** Written task **
Copy out all lines in the data below containing the string "curso".

** Supplied entries **
—————
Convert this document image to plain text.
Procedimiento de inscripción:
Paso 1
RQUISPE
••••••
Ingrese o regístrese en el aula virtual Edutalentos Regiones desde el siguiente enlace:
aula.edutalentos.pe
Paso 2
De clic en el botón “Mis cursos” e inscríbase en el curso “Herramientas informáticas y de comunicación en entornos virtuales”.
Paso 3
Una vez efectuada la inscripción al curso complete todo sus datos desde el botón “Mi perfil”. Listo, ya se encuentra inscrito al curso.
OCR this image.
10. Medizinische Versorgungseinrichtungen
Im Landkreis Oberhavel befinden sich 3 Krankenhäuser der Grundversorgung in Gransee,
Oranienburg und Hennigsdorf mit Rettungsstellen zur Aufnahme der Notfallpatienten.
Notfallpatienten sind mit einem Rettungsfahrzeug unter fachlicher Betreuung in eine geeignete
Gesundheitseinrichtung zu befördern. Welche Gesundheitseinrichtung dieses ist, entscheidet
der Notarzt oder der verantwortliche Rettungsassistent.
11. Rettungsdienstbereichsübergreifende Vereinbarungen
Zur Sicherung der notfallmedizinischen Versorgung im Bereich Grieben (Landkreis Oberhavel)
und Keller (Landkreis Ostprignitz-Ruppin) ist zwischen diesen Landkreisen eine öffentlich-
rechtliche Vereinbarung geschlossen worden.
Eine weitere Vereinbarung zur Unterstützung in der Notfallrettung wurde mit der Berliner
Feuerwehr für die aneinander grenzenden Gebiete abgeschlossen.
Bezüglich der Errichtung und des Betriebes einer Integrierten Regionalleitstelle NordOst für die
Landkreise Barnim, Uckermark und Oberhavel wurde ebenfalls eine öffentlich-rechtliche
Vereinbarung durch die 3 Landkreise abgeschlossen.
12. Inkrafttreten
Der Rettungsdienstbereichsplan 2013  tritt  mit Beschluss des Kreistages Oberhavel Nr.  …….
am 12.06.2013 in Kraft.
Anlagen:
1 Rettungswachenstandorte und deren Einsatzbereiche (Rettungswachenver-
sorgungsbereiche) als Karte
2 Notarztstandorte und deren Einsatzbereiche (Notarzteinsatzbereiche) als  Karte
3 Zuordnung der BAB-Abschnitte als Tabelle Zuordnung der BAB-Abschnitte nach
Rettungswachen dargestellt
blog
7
—————
** Answer for this exercise **
De clic en el botón “Mis cursos” e inscríbase en el curso “Herramientas informáticas y de comunicación en entornos virtuales”.
Una vez efectuada la inscripción al curso complete todo sus datos desde el botón “Mi perfil”. Listo, ya se encuentra inscrito al curso.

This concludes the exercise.